- Work to be completed -
Recast the lines of the entries below as a Markdown table with two columns, Row and Line, where Row holds a running number and Line holds the text of that line. Skip any blank lines.

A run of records
---

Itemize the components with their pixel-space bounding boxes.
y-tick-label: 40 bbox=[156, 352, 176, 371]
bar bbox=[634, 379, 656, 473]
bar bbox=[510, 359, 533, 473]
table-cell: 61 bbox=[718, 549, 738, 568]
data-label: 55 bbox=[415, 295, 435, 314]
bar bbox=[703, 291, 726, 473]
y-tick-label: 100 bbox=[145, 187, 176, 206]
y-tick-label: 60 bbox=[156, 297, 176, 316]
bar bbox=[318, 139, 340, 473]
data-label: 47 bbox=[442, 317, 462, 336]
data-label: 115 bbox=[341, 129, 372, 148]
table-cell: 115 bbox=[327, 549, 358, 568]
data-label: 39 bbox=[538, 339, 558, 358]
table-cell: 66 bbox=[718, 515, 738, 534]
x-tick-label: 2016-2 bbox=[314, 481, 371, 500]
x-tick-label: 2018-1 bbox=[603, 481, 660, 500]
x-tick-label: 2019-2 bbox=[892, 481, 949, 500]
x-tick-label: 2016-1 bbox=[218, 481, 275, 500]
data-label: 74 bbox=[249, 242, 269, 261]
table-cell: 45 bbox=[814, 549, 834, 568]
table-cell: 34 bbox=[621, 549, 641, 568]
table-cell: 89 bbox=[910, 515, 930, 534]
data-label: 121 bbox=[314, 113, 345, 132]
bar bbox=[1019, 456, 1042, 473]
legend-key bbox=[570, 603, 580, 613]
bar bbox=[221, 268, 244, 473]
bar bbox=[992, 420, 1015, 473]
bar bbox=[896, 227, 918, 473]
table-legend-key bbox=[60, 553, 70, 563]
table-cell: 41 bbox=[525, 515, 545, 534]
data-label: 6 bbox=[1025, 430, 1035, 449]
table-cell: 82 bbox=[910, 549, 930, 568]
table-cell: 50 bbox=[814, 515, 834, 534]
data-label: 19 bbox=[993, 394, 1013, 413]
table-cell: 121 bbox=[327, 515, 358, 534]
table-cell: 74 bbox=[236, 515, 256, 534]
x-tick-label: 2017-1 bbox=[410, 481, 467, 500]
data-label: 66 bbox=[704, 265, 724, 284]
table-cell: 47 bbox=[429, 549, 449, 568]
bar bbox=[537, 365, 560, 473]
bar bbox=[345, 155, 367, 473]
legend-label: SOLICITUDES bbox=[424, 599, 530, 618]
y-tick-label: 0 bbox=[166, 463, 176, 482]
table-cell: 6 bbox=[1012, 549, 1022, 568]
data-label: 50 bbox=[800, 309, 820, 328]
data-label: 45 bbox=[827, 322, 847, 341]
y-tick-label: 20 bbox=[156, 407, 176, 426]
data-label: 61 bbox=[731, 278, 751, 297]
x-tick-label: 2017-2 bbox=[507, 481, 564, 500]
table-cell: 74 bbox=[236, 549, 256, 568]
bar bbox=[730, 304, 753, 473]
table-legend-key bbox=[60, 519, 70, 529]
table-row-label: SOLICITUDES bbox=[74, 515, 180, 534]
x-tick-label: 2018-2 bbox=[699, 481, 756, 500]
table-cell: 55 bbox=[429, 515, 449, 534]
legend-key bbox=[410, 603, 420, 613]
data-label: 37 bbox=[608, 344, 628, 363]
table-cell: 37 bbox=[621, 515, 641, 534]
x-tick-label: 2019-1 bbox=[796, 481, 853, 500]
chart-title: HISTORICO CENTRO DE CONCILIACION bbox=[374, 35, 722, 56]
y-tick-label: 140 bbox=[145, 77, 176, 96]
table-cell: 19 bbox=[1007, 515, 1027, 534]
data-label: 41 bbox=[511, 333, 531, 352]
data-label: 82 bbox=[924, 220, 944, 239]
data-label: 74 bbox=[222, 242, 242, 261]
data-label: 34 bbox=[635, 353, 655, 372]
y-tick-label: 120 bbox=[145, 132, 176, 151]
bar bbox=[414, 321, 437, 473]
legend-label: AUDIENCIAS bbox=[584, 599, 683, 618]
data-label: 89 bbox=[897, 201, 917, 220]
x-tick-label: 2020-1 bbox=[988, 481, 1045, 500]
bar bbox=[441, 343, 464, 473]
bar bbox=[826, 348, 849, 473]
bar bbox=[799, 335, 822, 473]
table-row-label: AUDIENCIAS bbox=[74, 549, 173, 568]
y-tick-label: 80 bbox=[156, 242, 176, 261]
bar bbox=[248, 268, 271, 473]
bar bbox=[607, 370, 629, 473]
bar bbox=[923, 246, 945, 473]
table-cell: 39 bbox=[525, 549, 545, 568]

---

- Finished exercise -
| Row | Line |
|---|---|
| 1 | Itemize the components with their pixel-space bounding boxes. |
| 2 | y-tick-label: 40 bbox=[156, 352, 176, 371] |
| 3 | bar bbox=[634, 379, 656, 473] |
| 4 | bar bbox=[510, 359, 533, 473] |
| 5 | table-cell: 61 bbox=[718, 549, 738, 568] |
| 6 | data-label: 55 bbox=[415, 295, 435, 314] |
| 7 | bar bbox=[703, 291, 726, 473] |
| 8 | y-tick-label: 100 bbox=[145, 187, 176, 206] |
| 9 | y-tick-label: 60 bbox=[156, 297, 176, 316] |
| 10 | bar bbox=[318, 139, 340, 473] |
| 11 | data-label: 47 bbox=[442, 317, 462, 336] |
| 12 | data-label: 115 bbox=[341, 129, 372, 148] |
| 13 | table-cell: 115 bbox=[327, 549, 358, 568] |
| 14 | data-label: 39 bbox=[538, 339, 558, 358] |
| 15 | table-cell: 66 bbox=[718, 515, 738, 534] |
| 16 | x-tick-label: 2016-2 bbox=[314, 481, 371, 500] |
| 17 | x-tick-label: 2018-1 bbox=[603, 481, 660, 500] |
| 18 | x-tick-label: 2019-2 bbox=[892, 481, 949, 500] |
| 19 | x-tick-label: 2016-1 bbox=[218, 481, 275, 500] |
| 20 | data-label: 74 bbox=[249, 242, 269, 261] |
| 21 | table-cell: 45 bbox=[814, 549, 834, 568] |
| 22 | table-cell: 34 bbox=[621, 549, 641, 568] |
| 23 | table-cell: 89 bbox=[910, 515, 930, 534] |
| 24 | data-label: 121 bbox=[314, 113, 345, 132] |
| 25 | bar bbox=[1019, 456, 1042, 473] |
| 26 | legend-key bbox=[570, 603, 580, 613] |
| 27 | bar bbox=[221, 268, 244, 473] |
| 28 | bar bbox=[992, 420, 1015, 473] |
| 29 | bar bbox=[896, 227, 918, 473] |
| 30 | table-legend-key bbox=[60, 553, 70, 563] |
| 31 | table-cell: 41 bbox=[525, 515, 545, 534] |
| 32 | data-label: 6 bbox=[1025, 430, 1035, 449] |
| 33 | table-cell: 82 bbox=[910, 549, 930, 568] |
| 34 | table-cell: 50 bbox=[814, 515, 834, 534] |
| 35 | data-label: 19 bbox=[993, 394, 1013, 413] |
| 36 | table-cell: 121 bbox=[327, 515, 358, 534] |
| 37 | table-cell: 74 bbox=[236, 515, 256, 534] |
| 38 | x-tick-label: 2017-1 bbox=[410, 481, 467, 500] |
| 39 | data-label: 66 bbox=[704, 265, 724, 284] |
| 40 | table-cell: 47 bbox=[429, 549, 449, 568] |
| 41 | bar bbox=[537, 365, 560, 473] |
| 42 | bar bbox=[345, 155, 367, 473] |
| 43 | legend-label: SOLICITUDES bbox=[424, 599, 530, 618] |
| 44 | y-tick-label: 0 bbox=[166, 463, 176, 482] |
| 45 | table-cell: 6 bbox=[1012, 549, 1022, 568] |
| 46 | data-label: 50 bbox=[800, 309, 820, 328] |
| 47 | data-label: 45 bbox=[827, 322, 847, 341] |
| 48 | y-tick-label: 20 bbox=[156, 407, 176, 426] |
| 49 | data-label: 61 bbox=[731, 278, 751, 297] |
| 50 | x-tick-label: 2017-2 bbox=[507, 481, 564, 500] |
| 51 | table-cell: 74 bbox=[236, 549, 256, 568] |
| 52 | bar bbox=[730, 304, 753, 473] |
| 53 | table-legend-key bbox=[60, 519, 70, 529] |
| 54 | table-row-label: SOLICITUDES bbox=[74, 515, 180, 534] |
| 55 | x-tick-label: 2018-2 bbox=[699, 481, 756, 500] |
| 56 | table-cell: 55 bbox=[429, 515, 449, 534] |
| 57 | legend-key bbox=[410, 603, 420, 613] |
| 58 | data-label: 37 bbox=[608, 344, 628, 363] |
| 59 | table-cell: 37 bbox=[621, 515, 641, 534] |
| 60 | x-tick-label: 2019-1 bbox=[796, 481, 853, 500] |
| 61 | chart-title: HISTORICO CENTRO DE CONCILIACION bbox=[374, 35, 722, 56] |
| 62 | y-tick-label: 140 bbox=[145, 77, 176, 96] |
| 63 | table-cell: 19 bbox=[1007, 515, 1027, 534] |
| 64 | data-label: 41 bbox=[511, 333, 531, 352] |
| 65 | data-label: 82 bbox=[924, 220, 944, 239] |
| 66 | data-label: 74 bbox=[222, 242, 242, 261] |
| 67 | data-label: 34 bbox=[635, 353, 655, 372] |
| 68 | y-tick-label: 120 bbox=[145, 132, 176, 151] |
| 69 | bar bbox=[414, 321, 437, 473] |
| 70 | legend-label: AUDIENCIAS bbox=[584, 599, 683, 618] |
| 71 | data-label: 89 bbox=[897, 201, 917, 220] |
| 72 | x-tick-label: 2020-1 bbox=[988, 481, 1045, 500] |
| 73 | bar bbox=[441, 343, 464, 473] |
| 74 | bar bbox=[826, 348, 849, 473] |
| 75 | bar bbox=[799, 335, 822, 473] |
| 76 | table-row-label: AUDIENCIAS bbox=[74, 549, 173, 568] |
| 77 | y-tick-label: 80 bbox=[156, 242, 176, 261] |
| 78 | bar bbox=[248, 268, 271, 473] |
| 79 | bar bbox=[607, 370, 629, 473] |
| 80 | bar bbox=[923, 246, 945, 473] |
| 81 | table-cell: 39 bbox=[525, 549, 545, 568] |